▶ [Goal of the exercise]
Copy out every line of the listing, from the one containing "Text: 522253: 522253: [371, 181, 398, 187]" down to the one containing "Text: ▼: ▼: [426, 42, 434, 51]", with both of those lines included.

▶ [Material provided]
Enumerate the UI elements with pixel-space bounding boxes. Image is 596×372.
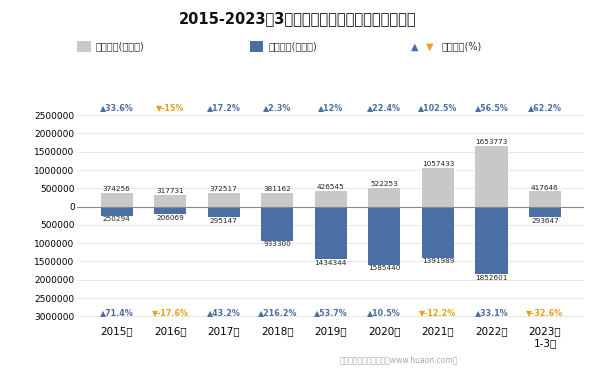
Text: 522253: 522253: [371, 181, 398, 187]
Text: ▲12%: ▲12%: [318, 103, 343, 112]
Bar: [154, 195, 186, 206]
Bar: [476, 206, 508, 275]
Bar: [368, 206, 401, 264]
Text: 2015-2023年3月深圳前海综合保税区进、出口额: 2015-2023年3月深圳前海综合保税区进、出口额: [179, 11, 417, 26]
Bar: [476, 146, 508, 206]
Text: ▲102.5%: ▲102.5%: [418, 103, 458, 112]
Bar: [261, 206, 293, 241]
Bar: [368, 187, 401, 206]
Bar: [529, 206, 561, 217]
Text: 317731: 317731: [156, 188, 184, 194]
Text: 933300: 933300: [263, 241, 291, 247]
Text: 250294: 250294: [103, 217, 131, 222]
Text: 1585440: 1585440: [368, 265, 401, 271]
Bar: [529, 191, 561, 206]
Text: 制图：华经产业研究院（www.huaon.com）: 制图：华经产业研究院（www.huaon.com）: [340, 356, 458, 365]
Text: ▲2.3%: ▲2.3%: [263, 103, 291, 112]
Text: 417646: 417646: [531, 185, 559, 191]
Text: 1434344: 1434344: [315, 260, 347, 266]
Text: ▲17.2%: ▲17.2%: [207, 103, 241, 112]
Text: 1391989: 1391989: [422, 258, 454, 264]
Bar: [101, 206, 133, 216]
Text: ▲10.5%: ▲10.5%: [368, 308, 401, 317]
Text: 1057433: 1057433: [422, 161, 454, 167]
Text: 295147: 295147: [210, 218, 238, 224]
Text: ▲62.2%: ▲62.2%: [528, 103, 562, 112]
Text: 293647: 293647: [531, 218, 559, 224]
Text: 381162: 381162: [263, 186, 291, 192]
Bar: [422, 168, 454, 206]
Bar: [261, 193, 293, 206]
Bar: [101, 193, 133, 206]
Bar: [422, 206, 454, 257]
Text: ▼-15%: ▼-15%: [156, 103, 184, 112]
Text: ▲43.2%: ▲43.2%: [207, 308, 241, 317]
Text: ▲71.4%: ▲71.4%: [100, 308, 134, 317]
Text: ▲33.1%: ▲33.1%: [474, 308, 508, 317]
Text: ▼-17.6%: ▼-17.6%: [151, 308, 188, 317]
Bar: [154, 206, 186, 214]
Text: 1653773: 1653773: [475, 140, 508, 145]
Bar: [207, 193, 240, 206]
Text: ▼-32.6%: ▼-32.6%: [526, 308, 564, 317]
Bar: [315, 206, 347, 259]
Text: 进口总额(万美元): 进口总额(万美元): [268, 42, 317, 51]
Text: 206069: 206069: [156, 215, 184, 221]
Text: ▲216.2%: ▲216.2%: [257, 308, 297, 317]
Text: ▲53.7%: ▲53.7%: [314, 308, 347, 317]
Text: ▼: ▼: [426, 42, 434, 51]
Bar: [315, 191, 347, 206]
Text: 出口总额(万美元): 出口总额(万美元): [95, 42, 144, 51]
Text: 同比增速(%): 同比增速(%): [441, 42, 482, 51]
Text: 1852601: 1852601: [475, 275, 508, 281]
Text: 426545: 426545: [317, 185, 344, 190]
Text: ▲: ▲: [411, 42, 419, 51]
Text: 372517: 372517: [210, 186, 238, 192]
Bar: [207, 206, 240, 217]
Text: ▲22.4%: ▲22.4%: [367, 103, 401, 112]
Text: ▲56.5%: ▲56.5%: [474, 103, 508, 112]
Text: ▲33.6%: ▲33.6%: [100, 103, 134, 112]
Text: 374256: 374256: [103, 186, 131, 192]
Text: ▼-12.2%: ▼-12.2%: [419, 308, 457, 317]
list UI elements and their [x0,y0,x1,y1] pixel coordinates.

▶ [Response to this task]
Text: 522253: 522253: [371, 181, 398, 187]
Text: ▲12%: ▲12%: [318, 103, 343, 112]
Bar: [154, 195, 186, 206]
Bar: [476, 206, 508, 275]
Bar: [368, 206, 401, 264]
Text: 2015-2023年3月深圳前海综合保税区进、出口额: 2015-2023年3月深圳前海综合保税区进、出口额: [179, 11, 417, 26]
Bar: [476, 146, 508, 206]
Text: ▲102.5%: ▲102.5%: [418, 103, 458, 112]
Bar: [261, 206, 293, 241]
Bar: [368, 187, 401, 206]
Bar: [529, 206, 561, 217]
Text: 317731: 317731: [156, 188, 184, 194]
Text: 933300: 933300: [263, 241, 291, 247]
Text: 250294: 250294: [103, 217, 131, 222]
Text: 1585440: 1585440: [368, 265, 401, 271]
Bar: [529, 191, 561, 206]
Text: 制图：华经产业研究院（www.huaon.com）: 制图：华经产业研究院（www.huaon.com）: [340, 356, 458, 365]
Text: ▲2.3%: ▲2.3%: [263, 103, 291, 112]
Text: 417646: 417646: [531, 185, 559, 191]
Text: 1434344: 1434344: [315, 260, 347, 266]
Text: ▲17.2%: ▲17.2%: [207, 103, 241, 112]
Text: 1391989: 1391989: [422, 258, 454, 264]
Bar: [101, 206, 133, 216]
Text: ▲10.5%: ▲10.5%: [368, 308, 401, 317]
Text: 1057433: 1057433: [422, 161, 454, 167]
Text: 295147: 295147: [210, 218, 238, 224]
Text: ▲62.2%: ▲62.2%: [528, 103, 562, 112]
Text: 293647: 293647: [531, 218, 559, 224]
Text: 381162: 381162: [263, 186, 291, 192]
Bar: [422, 168, 454, 206]
Bar: [261, 193, 293, 206]
Bar: [101, 193, 133, 206]
Bar: [422, 206, 454, 257]
Text: ▼-15%: ▼-15%: [156, 103, 184, 112]
Text: ▲43.2%: ▲43.2%: [207, 308, 241, 317]
Text: ▲71.4%: ▲71.4%: [100, 308, 134, 317]
Text: ▲33.1%: ▲33.1%: [474, 308, 508, 317]
Text: ▼-17.6%: ▼-17.6%: [151, 308, 188, 317]
Bar: [154, 206, 186, 214]
Text: 1653773: 1653773: [475, 140, 508, 145]
Bar: [207, 193, 240, 206]
Text: ▼-32.6%: ▼-32.6%: [526, 308, 564, 317]
Bar: [315, 206, 347, 259]
Text: 进口总额(万美元): 进口总额(万美元): [268, 42, 317, 51]
Text: 206069: 206069: [156, 215, 184, 221]
Text: ▲216.2%: ▲216.2%: [257, 308, 297, 317]
Text: ▲53.7%: ▲53.7%: [314, 308, 347, 317]
Text: ▼: ▼: [426, 42, 434, 51]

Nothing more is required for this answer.